##### Text segment #####
On a personal note, I'd also like to clarify that I did not in fact widen my eyes disapprovingly when Gordon mentioned that Mark had worked for the No side in 2014.  It was actually a look of surprise because I noticed that my microphone had been temporarily cut off.  The timing was totally coincidental.  Just wanted to clear that up!

I very much enjoyed watching Mary Ann Kennedy's musical contribution immediately after the discussion.  Although I was vaguely aware that she came out for Yes in 2014, it was fascinating to hear her say that she was "born indy" and that even as a schoolgirl she was incensed by the events of 1979.  Not only is that a useful reminder of how many musicians are Yes, it's also a reminder that having a long association with the BBC does not preclude support for independence.  At the start of 2014, I was in the audience at a ridiculous hour of the night for a live World On 3 episode presented by Mary Ann, and I recall that she asked Yves Lambert for his thoughts on the upcoming indyref based on the Quebec experience in 1995.  He gave an answer that I suspect may have horrified BBC bigwigs listening in London - it was along the lines of "if you become organised, something really special can happen".  After a second or two I realised there were microphones everywhere, and that if I started applauding enthusiastically it would be heard live on Radio 3!

I believe that an edited version of the Believe in Scotland panel discussion may be posted on Facebook at some point, so keep an eye out for that.

Tuesday, September 15, 2020

Let's get behind Shetland Council's audacious bid to BREAK UP THE UNITED KINGDOM

A reader emailed me the other day to ask whether there had been any polling done in Shetland or Orkney to test whether there is support for the type of 'breakaway' mooted in the motion passed by Shetland Council.  As far as I'm aware, the answer is no - full-scale polls would be hard to reliably conduct because of the small population size, so the likelihood is that any polls on the subject would be unscientific self-selecting polls.  I must say that, anecdotally, my impression is that people from Shetland and Orkney do identify as Scottish - perhaps not as fiercely as those from elsewhere, but the ultimate Spectator fantasy of Shetland remaining in the UK if Scotland becomes an independent country seems to me to be a complete non-starter.
##### Data rows #####
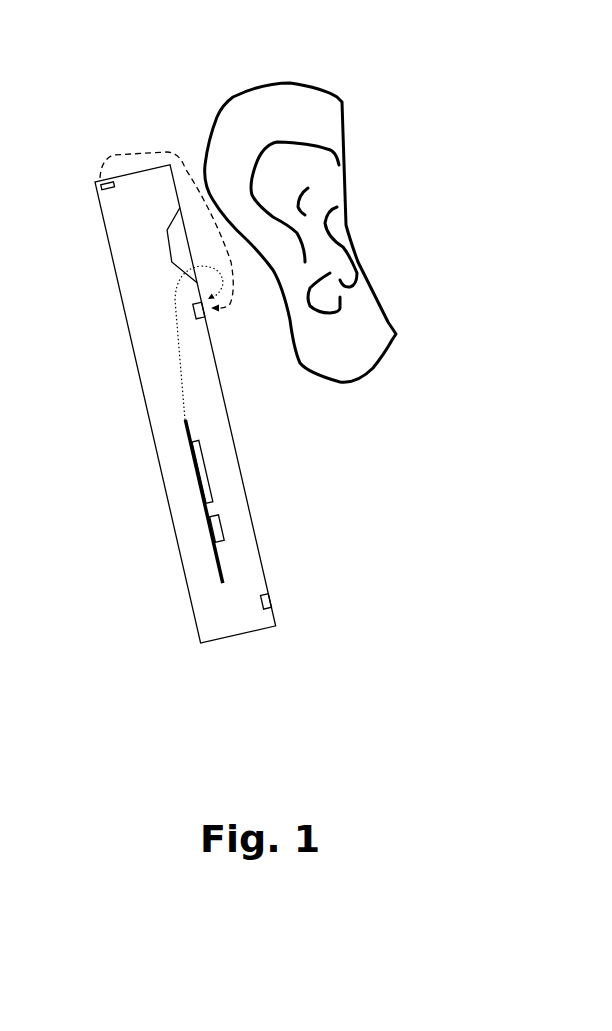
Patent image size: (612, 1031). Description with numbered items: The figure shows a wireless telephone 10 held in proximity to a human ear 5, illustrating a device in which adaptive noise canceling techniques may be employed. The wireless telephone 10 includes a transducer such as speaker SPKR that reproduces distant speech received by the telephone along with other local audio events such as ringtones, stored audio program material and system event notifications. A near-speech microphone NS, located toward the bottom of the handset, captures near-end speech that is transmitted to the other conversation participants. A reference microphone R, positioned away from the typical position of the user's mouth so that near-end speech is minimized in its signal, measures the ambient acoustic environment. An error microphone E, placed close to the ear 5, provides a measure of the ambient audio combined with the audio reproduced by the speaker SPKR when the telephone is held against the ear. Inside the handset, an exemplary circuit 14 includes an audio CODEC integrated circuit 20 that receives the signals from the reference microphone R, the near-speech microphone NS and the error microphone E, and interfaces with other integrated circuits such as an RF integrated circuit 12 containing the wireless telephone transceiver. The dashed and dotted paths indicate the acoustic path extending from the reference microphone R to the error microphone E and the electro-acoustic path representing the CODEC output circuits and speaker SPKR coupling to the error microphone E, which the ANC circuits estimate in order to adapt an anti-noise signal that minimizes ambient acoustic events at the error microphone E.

The human ear 5 is at (290, 85).
The wireless telephone 10 is at (182, 558).
The RF integrated circuit 12 is at (224, 523).
The circuit 14 is at (223, 582).
The audio CODEC integrated circuit 20 is at (196, 460).
The reference microphone R is at (103, 192).
The speaker SPKR is at (173, 218).
The error microphone E is at (194, 319).
The near-speech microphone NS is at (271, 597).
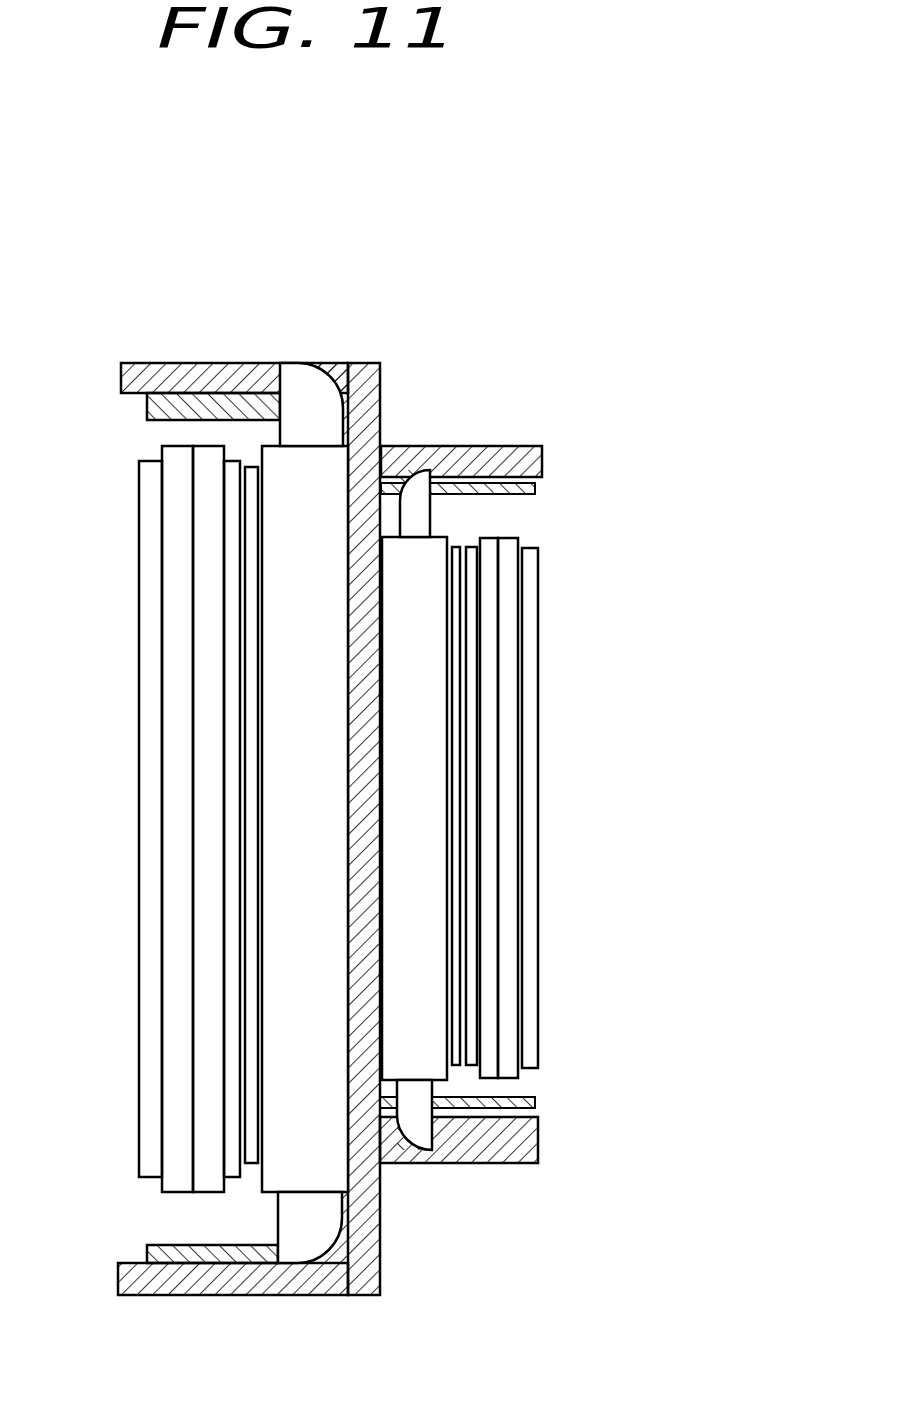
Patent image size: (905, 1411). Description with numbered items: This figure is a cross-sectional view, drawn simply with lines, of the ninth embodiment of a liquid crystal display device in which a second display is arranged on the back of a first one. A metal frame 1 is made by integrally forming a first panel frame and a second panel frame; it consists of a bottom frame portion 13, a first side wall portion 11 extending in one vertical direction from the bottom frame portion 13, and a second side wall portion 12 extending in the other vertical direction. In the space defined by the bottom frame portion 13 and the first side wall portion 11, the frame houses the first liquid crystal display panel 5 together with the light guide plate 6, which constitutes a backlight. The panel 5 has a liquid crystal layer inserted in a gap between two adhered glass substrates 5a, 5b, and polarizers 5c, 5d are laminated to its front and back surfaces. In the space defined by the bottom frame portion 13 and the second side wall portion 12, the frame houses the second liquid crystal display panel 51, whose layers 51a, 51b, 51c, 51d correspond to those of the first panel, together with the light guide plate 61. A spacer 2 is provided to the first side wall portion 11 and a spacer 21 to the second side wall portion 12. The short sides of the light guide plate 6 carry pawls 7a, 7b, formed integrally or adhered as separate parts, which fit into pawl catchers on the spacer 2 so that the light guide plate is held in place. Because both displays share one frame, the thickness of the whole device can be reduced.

The metal frame 1 is at (330, 725).
The first side wall portion 11 is at (233, 372).
The second side wall portion 12 is at (461, 707).
The bottom frame portion 13 is at (350, 363).
The spacer 2 is at (145, 362).
The spacer 21 is at (468, 452).
The first liquid crystal display panel 5 is at (149, 819).
The glass substrate 5a is at (213, 763).
The glass substrate 5b is at (183, 818).
The polarizer 5c is at (210, 883).
The polarizer 5d is at (153, 940).
The second liquid crystal display panel 51 is at (567, 808).
The first layer of second stator 51a is at (483, 770).
The second layer of second stator 51b is at (507, 823).
The third layer of second stator 51c is at (468, 882).
The fourth layer of second stator 51d is at (522, 952).
The light guide plate 6 is at (277, 578).
The light guide plate 61 is at (427, 610).
The pawl 7a is at (422, 515).
The pawl 7b is at (298, 410).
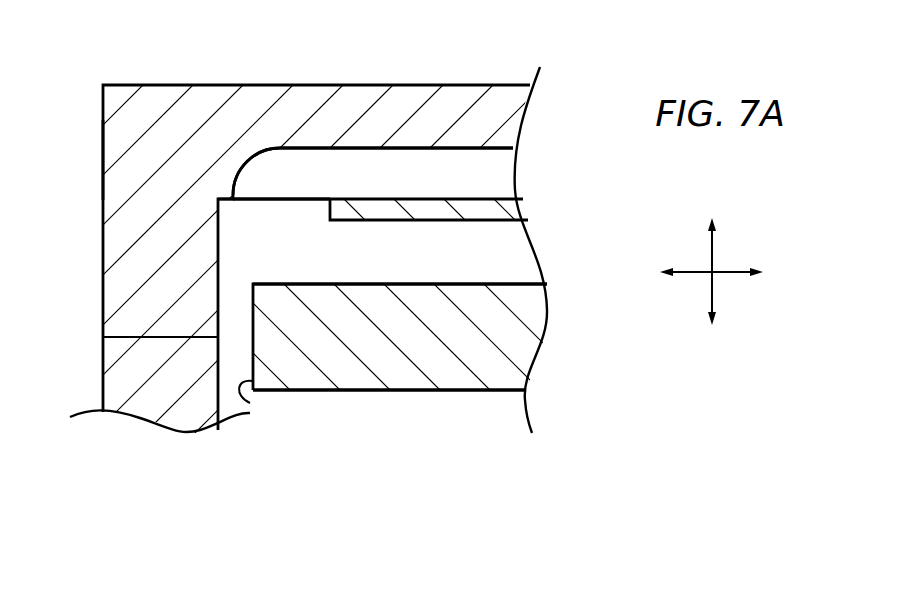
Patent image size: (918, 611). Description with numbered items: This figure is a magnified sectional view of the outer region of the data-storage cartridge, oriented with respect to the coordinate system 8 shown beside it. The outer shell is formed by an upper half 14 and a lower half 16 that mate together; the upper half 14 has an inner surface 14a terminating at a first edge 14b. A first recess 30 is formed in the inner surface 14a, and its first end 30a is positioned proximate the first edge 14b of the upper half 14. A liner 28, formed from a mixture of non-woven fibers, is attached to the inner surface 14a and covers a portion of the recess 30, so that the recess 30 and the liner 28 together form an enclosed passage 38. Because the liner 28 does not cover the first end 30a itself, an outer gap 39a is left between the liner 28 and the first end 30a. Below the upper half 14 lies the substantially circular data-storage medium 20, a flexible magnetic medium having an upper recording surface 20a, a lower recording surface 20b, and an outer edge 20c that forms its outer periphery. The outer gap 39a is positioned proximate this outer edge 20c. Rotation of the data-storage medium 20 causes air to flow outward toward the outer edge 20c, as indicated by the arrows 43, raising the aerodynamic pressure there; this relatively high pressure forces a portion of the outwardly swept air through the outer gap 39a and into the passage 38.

The coordinate system 8 is at (715, 265).
The upper half 14 is at (157, 97).
The inner surface 14a is at (229, 200).
The first edge 14b is at (103, 145).
The lower half 16 is at (117, 388).
The data-storage medium 20 is at (379, 350).
The upper recording surface 20a is at (357, 284).
The lower recording surface 20b is at (349, 391).
The outer edge 20c is at (250, 403).
The liner 28 is at (402, 215).
The first recess 30 is at (467, 148).
The first end 30a is at (235, 181).
The enclosed passage 38 is at (403, 186).
The outer gap 39a is at (298, 199).
The arrows 43 is at (318, 168).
#####
=== Required actions ===
• A. Answer these questions about the blog excerpt, one per line:
(i) According to the writer, what caused the look of surprise when Gordon mentioned Mark's work for the No side?
(ii) What did Mary Ann Kennedy say she was born as?
(iii) Which council passed the motion about a possible breakaway?
• B. Extend the blog excerpt about Shetland Council's motion, picking up after its last sentence.
These items have no connection to the blog excerpt.

=== Outputs for the tasks ===
• A.
(i) The writer had noticed that their microphone had been temporarily cut off.
(ii) She said she was "born indy."
(iii) Shetland Council passed the motion.

• B.
One of the ideas apparently floated by the council, though, is that Shetland should instead become a self-governing crown dependency along the lines of Jersey or Guernsey.  I'm sure whoever dreamt that up thought it was a brilliant unionist wheeze that would put the SNP on the spot (ie. "an independent Scotland isn't viable without Shetland's natural resources"), but actually we should be heartily encouraging it, because crown dependency status would by definition mean that Shetland has become the first part of Scotland to leave the United Kingdom.  If unionists are championing Shetland's right to make that decision, how can they deny the rest of Scotland the same opportunity?

*  *  *

Douglas Ross' craven decision to vote in favour of a bill that both destroys the Scottish devolution settlement and breaches international law was roughly as predictable as David Mundell's failure to resign every single time he threatened to.  But this episode does bring home that Ross' position is rather different from Alex Salmond's when leading the SNP from Westminster in 2004-7.  As a Tory MP, Ross is not his own boss - he's subject to the Tory whip, and in theory to disciplinary action if he breaches the whip.  If, for example, Tory MPs were to be told they would automatically lose the whip if they don't vote with the government, what discretion does Ross actually have?  Could he credibly remain Scottish Tory leader if he has the whip withdrawn, which under the rules would automatically bar him from standing for Westminster as a Tory candidate?  Doubtless none of this will ever be put to the test, because any rare show of resistance would be a carefully choreographed abstention - he'd probably be given special dispensation by the whips to miss the vote because he has to run the line at yet another all-important East Fife v Forfar match.

*  *  *

I can neither confirm nor deny rumours that the individual known in certain quarters as "the Random Totty From Freedom Square" drew the below picture of Jackson Carlaw and tucked it under the door of his office earlier today.  




Friday, September 11, 2020

Support for independence soars to 53% in sizzling Survation survey

Should Scotland be an independent country? (Survation, 2nd-7th September 2020)

Yes 53% (+3)
No 47% (-3)

Before anyone claims that this is not an increase for Yes at all, because the last poll had independence support at 55%, bear in mind that you always have to compare like with like.  That means comparing this Survation poll with the most recent poll from the same firm, which was conducted back in January.  At that time Survation's estimate of the Yes vote was running two points behind Panelbase's, and that is still the case.  So there's no direct contradiction of the all-time high Yes vote shown in the Panelbase poll, or indeed of the rumours that Yes have gone higher still in private polling - although admittedly 53% is not actually the highest that Survation themselves have ever shown.  The number went as high as 54% in the immediate aftermath of the Brexit referendum.  But perhaps Survation's methodology has simply ceased to be on the Yes-friendly end of the spectrum in the way it once was.  We should probably just settle for what is, after all, the seventh consecutive poll showing an outright Yes majority - an almost unbelievable run of success.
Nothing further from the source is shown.